- **Directions for this task**
Transcribe the records that follow. Keep every word exactly, and drop the pictures.

↓

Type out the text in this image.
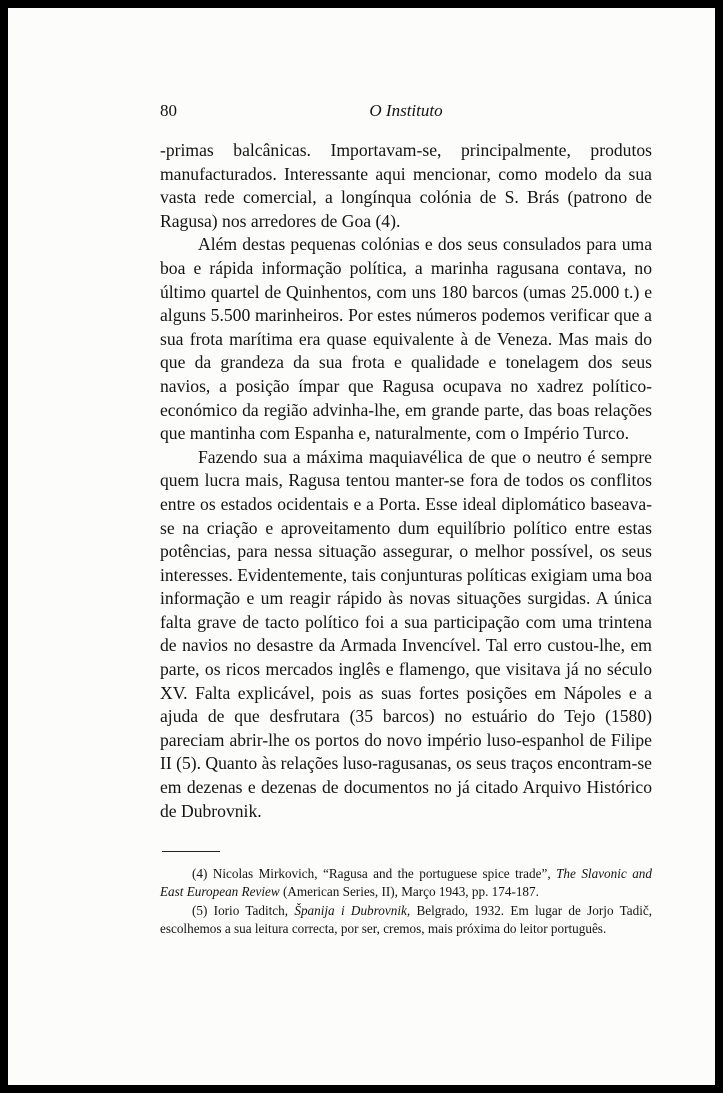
80	O Instituto

-primas balcânicas. Importavam-se, principalmente, produtos manufacturados. Interessante aqui mencionar, como modelo da sua vasta rede comercial, a longínqua colónia de S. Brás (patrono de Ragusa) nos arredores de Goa (4).

Além destas pequenas colónias e dos seus consulados para uma boa e rápida informação política, a marinha ragusana contava, no último quartel de Quinhentos, com uns 180 barcos (umas 25.000 t.) e alguns 5.500 marinheiros. Por estes números podemos verificar que a sua frota marítima era quase equivalente à de Veneza. Mas mais do que da grandeza da sua frota e qualidade e tonelagem dos seus navios, a posição ímpar que Ragusa ocupava no xadrez político-económico da região advinha-lhe, em grande parte, das boas relações que mantinha com Espanha e, naturalmente, com o Império Turco.

Fazendo sua a máxima maquiavélica de que o neutro é sempre quem lucra mais, Ragusa tentou manter-se fora de todos os conflitos entre os estados ocidentais e a Porta. Esse ideal diplomático baseava-se na criação e aproveitamento dum equilíbrio político entre estas potências, para nessa situação assegurar, o melhor possível, os seus interesses. Evidentemente, tais conjunturas políticas exigiam uma boa informação e um reagir rápido às novas situações surgidas. A única falta grave de tacto político foi a sua participação com uma trintena de navios no desastre da Armada Invencível. Tal erro custou-lhe, em parte, os ricos mercados inglês e flamengo, que visitava já no século XV. Falta explicável, pois as suas fortes posições em Nápoles e a ajuda de que desfrutara (35 barcos) no estuário do Tejo (1580) pareciam abrir-lhe os portos do novo império luso-espanhol de Filipe II (5). Quanto às relações luso-ragusanas, os seus traços encontram-se em dezenas e dezenas de documentos no já citado Arquivo Histórico de Dubrovnik.

(4) Nicolas Mirkovich, “Ragusa and the portuguese spice trade”, The Slavonic and East European Review (American Series, II), Março 1943, pp. 174-187.

(5) Iorio Taditch, Španija i Dubrovnik, Belgrado, 1932. Em lugar de Jorjo Tadič, escolhemos a sua leitura correcta, por ser, cremos, mais próxima do leitor português.
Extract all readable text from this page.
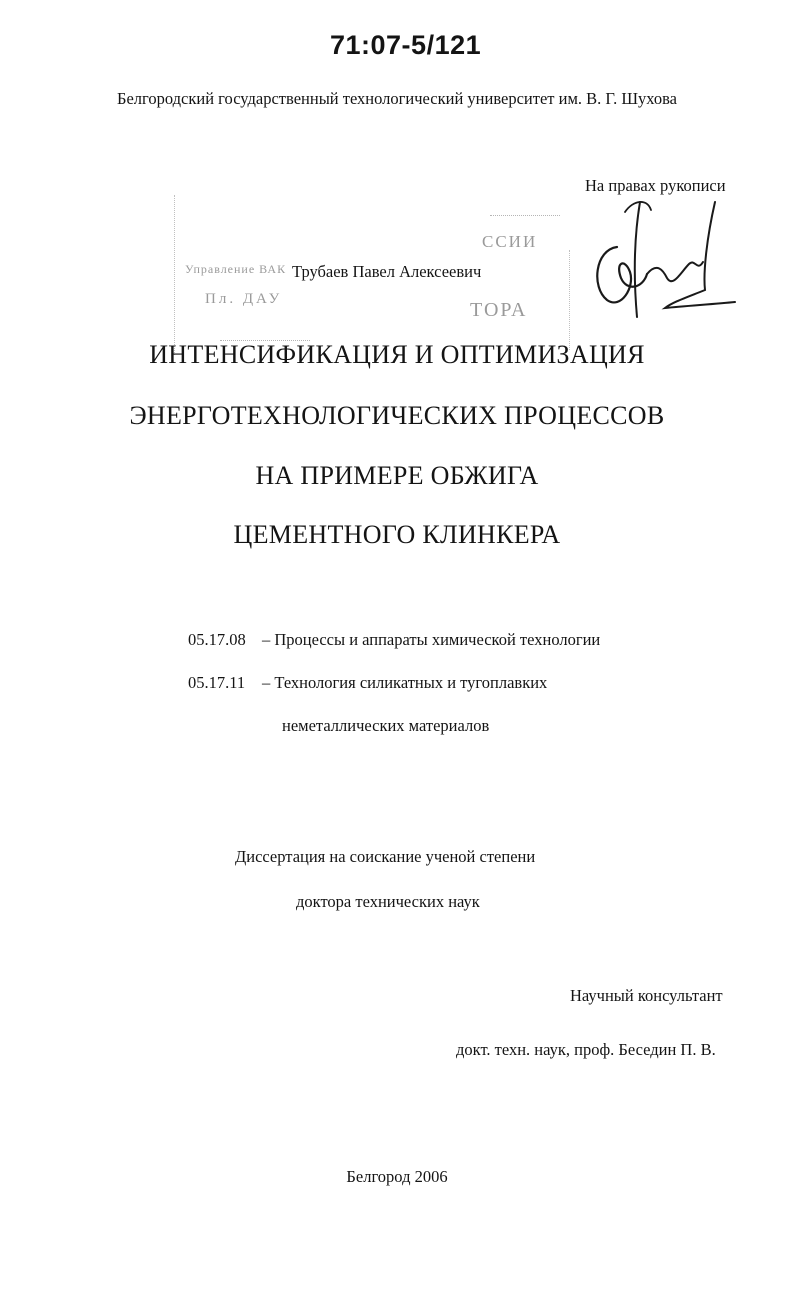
71:07-5/121
Белгородский государственный технологический университет им. В. Г. Шухова
На правах рукописи
ССИИ
ТОРА
Управление ВАК
Пл. ДАУ
Трубаев Павел Алексеевич
ИНТЕНСИФИКАЦИЯ И ОПТИМИЗАЦИЯ
ЭНЕРГОТЕХНОЛОГИЧЕСКИХ ПРОЦЕССОВ
НА ПРИМЕРЕ ОБЖИГА
ЦЕМЕНТНОГО КЛИНКЕРА
05.17.08 – Процессы и аппараты химической технологии
05.17.11 – Технология силикатных и тугоплавких
неметаллических материалов
Диссертация на соискание ученой степени
доктора технических наук
Научный консультант
докт. техн. наук, проф. Беседин П. В.
Белгород 2006
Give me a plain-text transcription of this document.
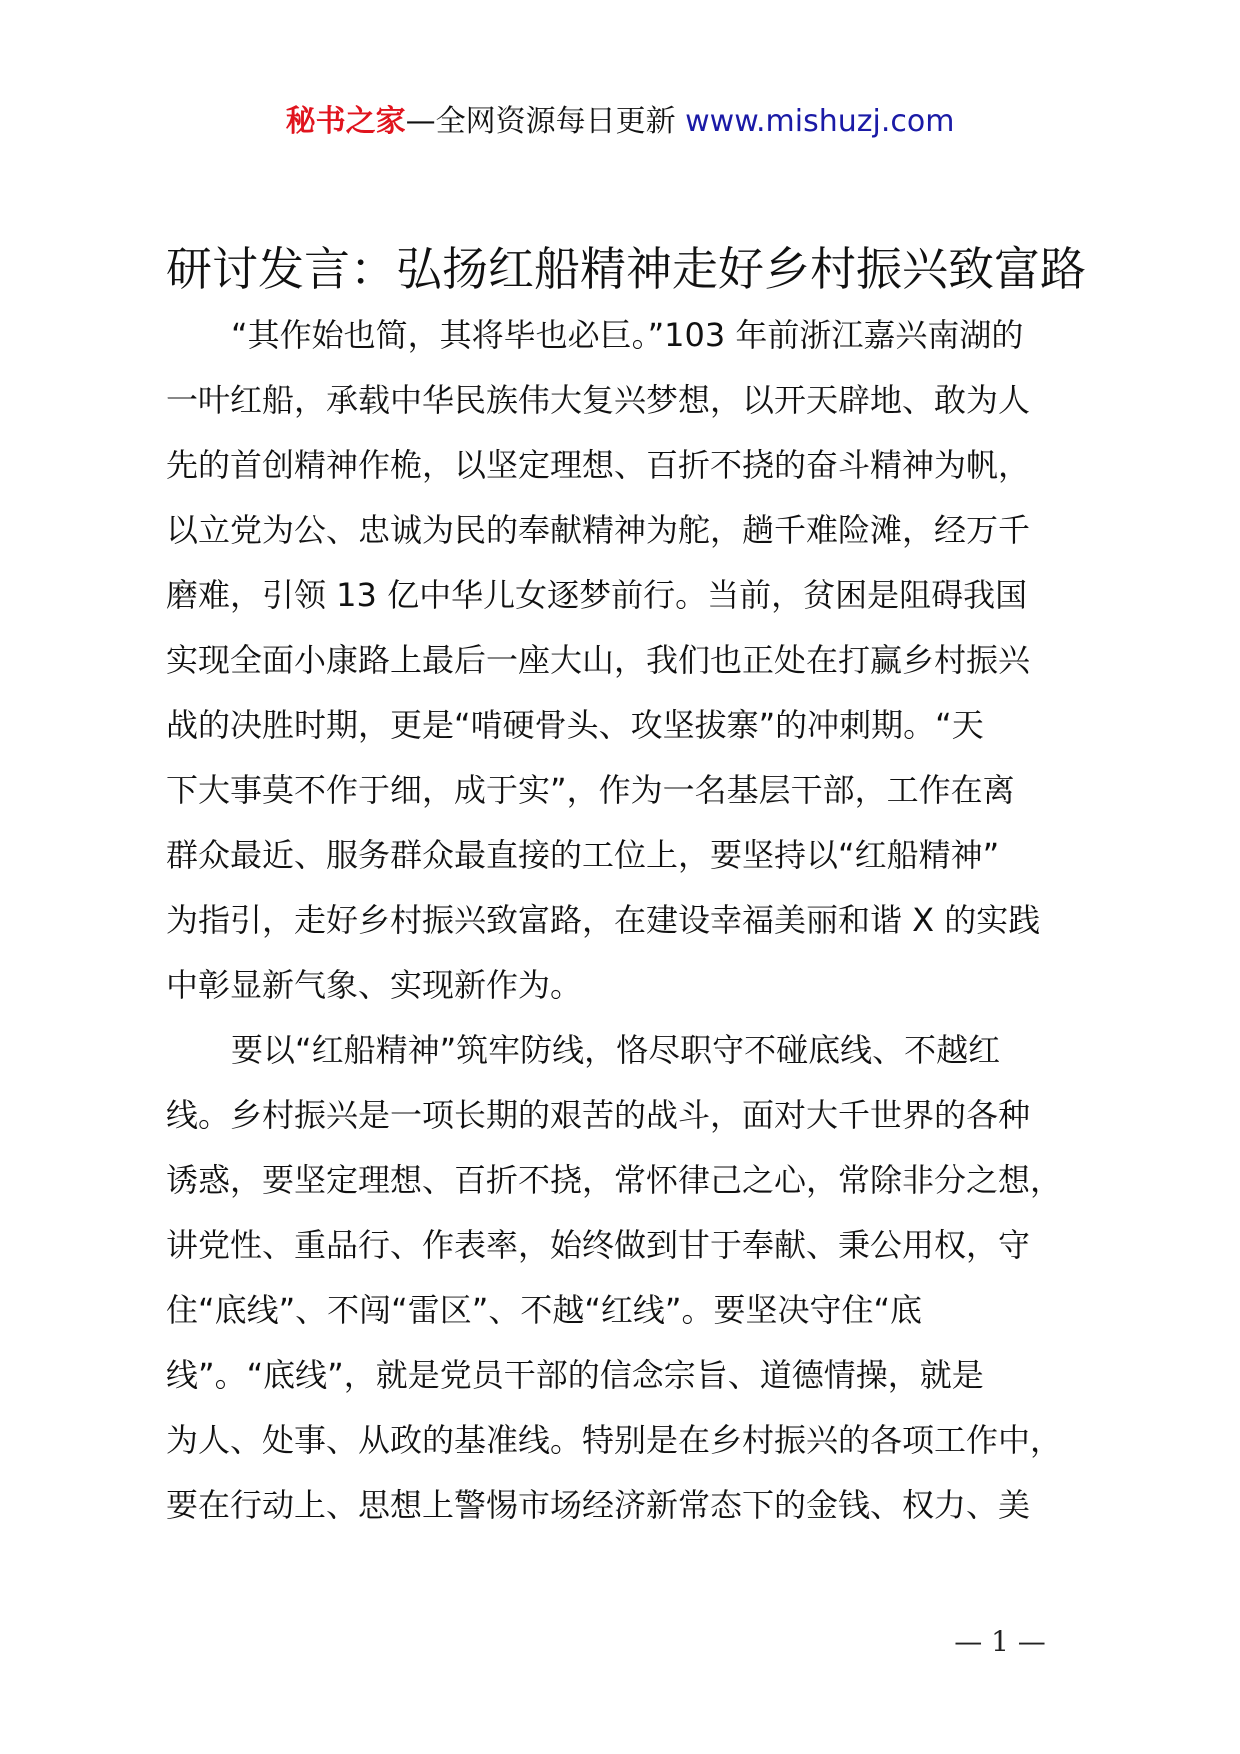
秘书之家—全网资源每日更新 www.mishuzj.com
研讨发言：弘扬红船精神走好乡村振兴致富路

“其作始也简，其将毕也必巨。”103 年前浙江嘉兴南湖的
一叶红船，承载中华民族伟大复兴梦想，以开天辟地、敢为人
先的首创精神作桅，以坚定理想、百折不挠的奋斗精神为帆，
以立党为公、忠诚为民的奉献精神为舵，趟千难险滩，经万千
磨难，引领 13 亿中华儿女逐梦前行。当前，贫困是阻碍我国
实现全面小康路上最后一座大山，我们也正处在打赢乡村振兴
战的决胜时期，更是“啃硬骨头、攻坚拔寨”的冲刺期。“天
下大事莫不作于细，成于实”，作为一名基层干部，工作在离
群众最近、服务群众最直接的工位上，要坚持以“红船精神”
为指引，走好乡村振兴致富路，在建设幸福美丽和谐 X 的实践
中彰显新气象、实现新作为。

要以“红船精神”筑牢防线，恪尽职守不碰底线、不越红
线。乡村振兴是一项长期的艰苦的战斗，面对大千世界的各种
诱惑，要坚定理想、百折不挠，常怀律己之心，常除非分之想，
讲党性、重品行、作表率，始终做到甘于奉献、秉公用权，守
住“底线”、不闯“雷区”、不越“红线”。要坚决守住“底
线”。“底线”，就是党员干部的信念宗旨、道德情操，就是
为人、处事、从政的基准线。特别是在乡村振兴的各项工作中，
要在行动上、思想上警惕市场经济新常态下的金钱、权力、美

— 1 —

↑

- **The reply**
Type out the text in this image.
80	O Instituto

-primas balcânicas. Importavam-se, principalmente, produtos manufacturados. Interessante aqui mencionar, como modelo da sua vasta rede comercial, a longínqua colónia de S. Brás (patrono de Ragusa) nos arredores de Goa (4).

Além destas pequenas colónias e dos seus consulados para uma boa e rápida informação política, a marinha ragusana contava, no último quartel de Quinhentos, com uns 180 barcos (umas 25.000 t.) e alguns 5.500 marinheiros. Por estes números podemos verificar que a sua frota marítima era quase equivalente à de Veneza. Mas mais do que da grandeza da sua frota e qualidade e tonelagem dos seus navios, a posição ímpar que Ragusa ocupava no xadrez político-económico da região advinha-lhe, em grande parte, das boas relações que mantinha com Espanha e, naturalmente, com o Império Turco.

Fazendo sua a máxima maquiavélica de que o neutro é sempre quem lucra mais, Ragusa tentou manter-se fora de todos os conflitos entre os estados ocidentais e a Porta. Esse ideal diplomático baseava-se na criação e aproveitamento dum equilíbrio político entre estas potências, para nessa situação assegurar, o melhor possível, os seus interesses. Evidentemente, tais conjunturas políticas exigiam uma boa informação e um reagir rápido às novas situações surgidas. A única falta grave de tacto político foi a sua participação com uma trintena de navios no desastre da Armada Invencível. Tal erro custou-lhe, em parte, os ricos mercados inglês e flamengo, que visitava já no século XV. Falta explicável, pois as suas fortes posições em Nápoles e a ajuda de que desfrutara (35 barcos) no estuário do Tejo (1580) pareciam abrir-lhe os portos do novo império luso-espanhol de Filipe II (5). Quanto às relações luso-ragusanas, os seus traços encontram-se em dezenas e dezenas de documentos no já citado Arquivo Histórico de Dubrovnik.

(4) Nicolas Mirkovich, “Ragusa and the portuguese spice trade”, The Slavonic and East European Review (American Series, II), Março 1943, pp. 174-187.

(5) Iorio Taditch, Španija i Dubrovnik, Belgrado, 1932. Em lugar de Jorjo Tadič, escolhemos a sua leitura correcta, por ser, cremos, mais próxima do leitor português.
Extract all readable text from this page.
71:07-5/121
Белгородский государственный технологический университет им. В. Г. Шухова
На правах рукописи
ССИИ
ТОРА
Управление ВАК
Пл. ДАУ
Трубаев Павел Алексеевич
ИНТЕНСИФИКАЦИЯ И ОПТИМИЗАЦИЯ
ЭНЕРГОТЕХНОЛОГИЧЕСКИХ ПРОЦЕССОВ
НА ПРИМЕРЕ ОБЖИГА
ЦЕМЕНТНОГО КЛИНКЕРА
05.17.08 – Процессы и аппараты химической технологии
05.17.11 – Технология силикатных и тугоплавких
неметаллических материалов
Диссертация на соискание ученой степени
доктора технических наук
Научный консультант
докт. техн. наук, проф. Беседин П. В.
Белгород 2006
Give me a plain-text transcription of this document.
秘书之家—全网资源每日更新 www.mishuzj.com
研讨发言：弘扬红船精神走好乡村振兴致富路

“其作始也简，其将毕也必巨。”103 年前浙江嘉兴南湖的
一叶红船，承载中华民族伟大复兴梦想，以开天辟地、敢为人
先的首创精神作桅，以坚定理想、百折不挠的奋斗精神为帆，
以立党为公、忠诚为民的奉献精神为舵，趟千难险滩，经万千
磨难，引领 13 亿中华儿女逐梦前行。当前，贫困是阻碍我国
实现全面小康路上最后一座大山，我们也正处在打赢乡村振兴
战的决胜时期，更是“啃硬骨头、攻坚拔寨”的冲刺期。“天
下大事莫不作于细，成于实”，作为一名基层干部，工作在离
群众最近、服务群众最直接的工位上，要坚持以“红船精神”
为指引，走好乡村振兴致富路，在建设幸福美丽和谐 X 的实践
中彰显新气象、实现新作为。

要以“红船精神”筑牢防线，恪尽职守不碰底线、不越红
线。乡村振兴是一项长期的艰苦的战斗，面对大千世界的各种
诱惑，要坚定理想、百折不挠，常怀律己之心，常除非分之想，
讲党性、重品行、作表率，始终做到甘于奉献、秉公用权，守
住“底线”、不闯“雷区”、不越“红线”。要坚决守住“底
线”。“底线”，就是党员干部的信念宗旨、道德情操，就是
为人、处事、从政的基准线。特别是在乡村振兴的各项工作中，
要在行动上、思想上警惕市场经济新常态下的金钱、权力、美

— 1 —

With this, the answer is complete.